┌─ Listed entries

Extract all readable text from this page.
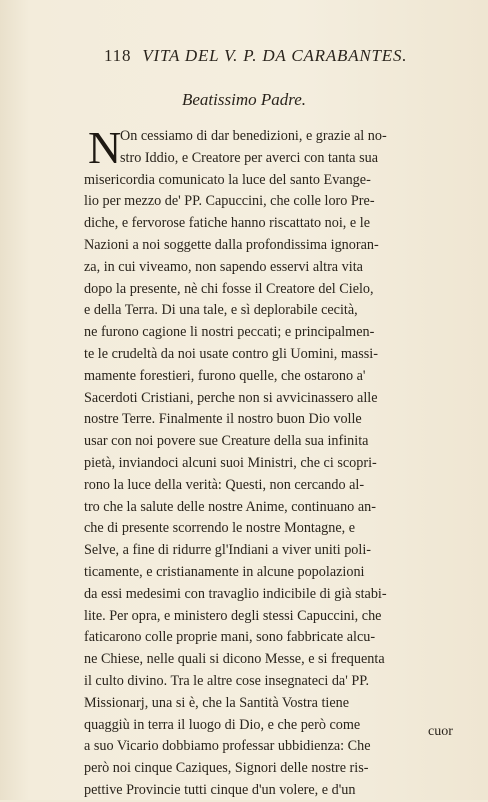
118 VITA DEL V. P. DA CARABANTES.
Beatissimo Padre.
N
On cessiamo di dar benedizioni, e grazie al no-
stro Iddio, e Creatore per averci con tanta sua
misericordia comunicato la luce del santo Evange-
lio per mezzo de' PP. Capuccini, che colle loro Pre-
diche, e fervorose fatiche hanno riscattato noi, e le
Nazioni a noi soggette dalla profondissima ignoran-
za, in cui viveamo, non sapendo esservi altra vita
dopo la presente, nè chi fosse il Creatore del Cielo,
e della Terra. Di una tale, e sì deplorabile cecità,
ne furono cagione li nostri peccati; e principalmen-
te le crudeltà da noi usate contro gli Uomini, massi-
mamente forestieri, furono quelle, che ostarono a'
Sacerdoti Cristiani, perche non si avvicinassero alle
nostre Terre. Finalmente il nostro buon Dio volle
usar con noi povere sue Creature della sua infinita
pietà, inviandoci alcuni suoi Ministri, che ci scopri-
rono la luce della verità: Questi, non cercando al-
tro che la salute delle nostre Anime, continuano an-
che di presente scorrendo le nostre Montagne, e
Selve, a fine di ridurre gl'Indiani a viver uniti poli-
ticamente, e cristianamente in alcune popolazioni
da essi medesimi con travaglio indicibile di già stabi-
lite. Per opra, e ministero degli stessi Capuccini, che
faticarono colle proprie mani, sono fabbricate alcu-
ne Chiese, nelle quali si dicono Messe, e si frequenta
il culto divino. Tra le altre cose insegnateci da' PP.
Missionarj, una si è, che la Santità Vostra tiene
quaggiù in terra il luogo di Dio, e che però come
a suo Vicario dobbiamo professar ubbidienza: Che
però noi cinque Caziques, Signori delle nostre ris-
pettive Provincie tutti cinque d'un volere, e d'un
cuor
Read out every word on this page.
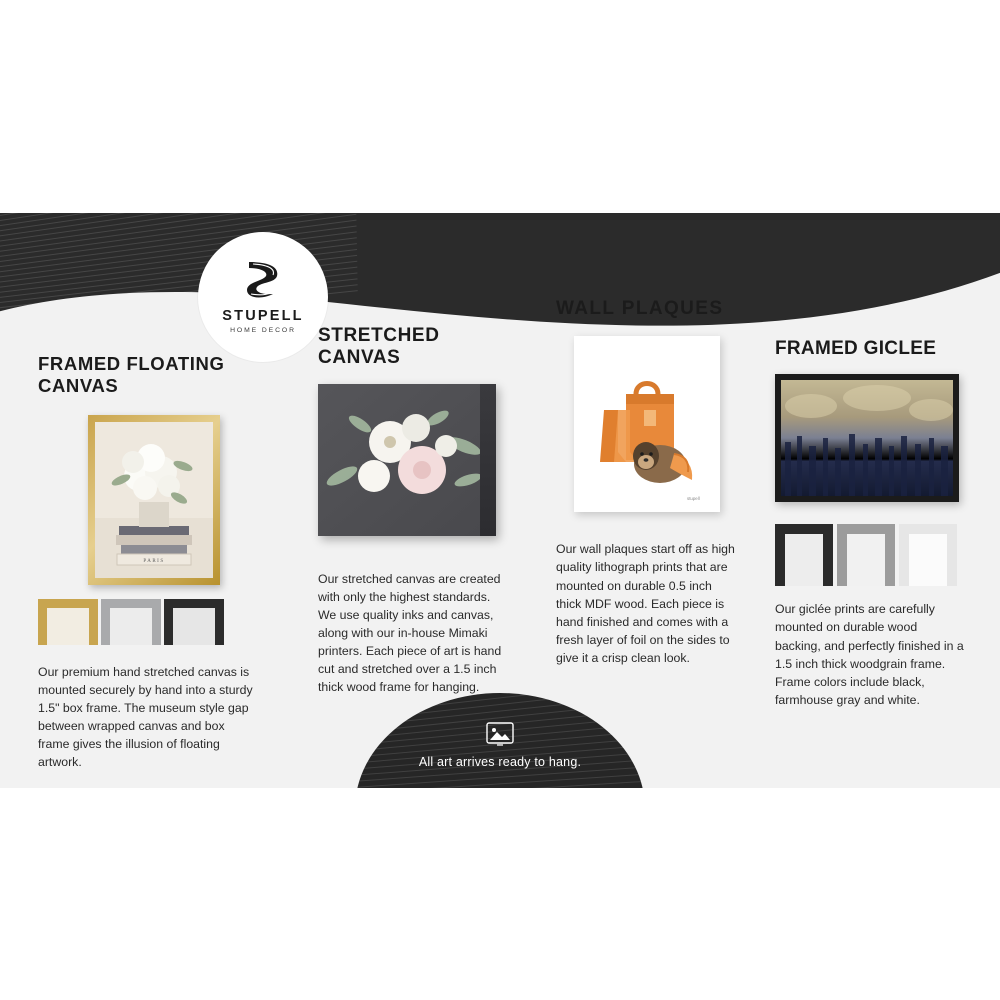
FRAMED FLOATING CANVAS
PARIS
Our premium hand stretched canvas is mounted securely by hand into a sturdy 1.5" box frame. The museum style gap between wrapped canvas and box frame gives the illusion of floating artwork.
STRETCHED CANVAS
Our stretched canvas are created with only the highest standards. We use quality inks and canvas, along with our in-house Mimaki printers. Each piece of art is hand cut and stretched over a 1.5 inch thick wood frame for hanging.
WALL PLAQUES
stupell
Our wall plaques start off as high quality lithograph prints that are mounted on durable 0.5 inch thick MDF wood. Each piece is hand finished and comes with a fresh layer of foil on the sides to give it a crisp clean look.
FRAMED GICLEE
Our giclée prints are carefully mounted on durable wood backing, and perfectly finished in a 1.5 inch thick woodgrain frame. Frame colors include black, farmhouse gray and white.
All art arrives ready to hang.
STUPELL
HOME DECOR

└─

# Directions for this task:
List all lines above in which the string "finished" appears.

# Result:
Our wall plaques start off as high quality lithograph prints that are mounted on durable 0.5 inch thick MDF wood. Each piece is hand finished and comes with a fresh layer of foil on the sides to give it a crisp clean look.
Our giclée prints are carefully mounted on durable wood backing, and perfectly finished in a 1.5 inch thick woodgrain frame. Frame colors include black, farmhouse gray and white.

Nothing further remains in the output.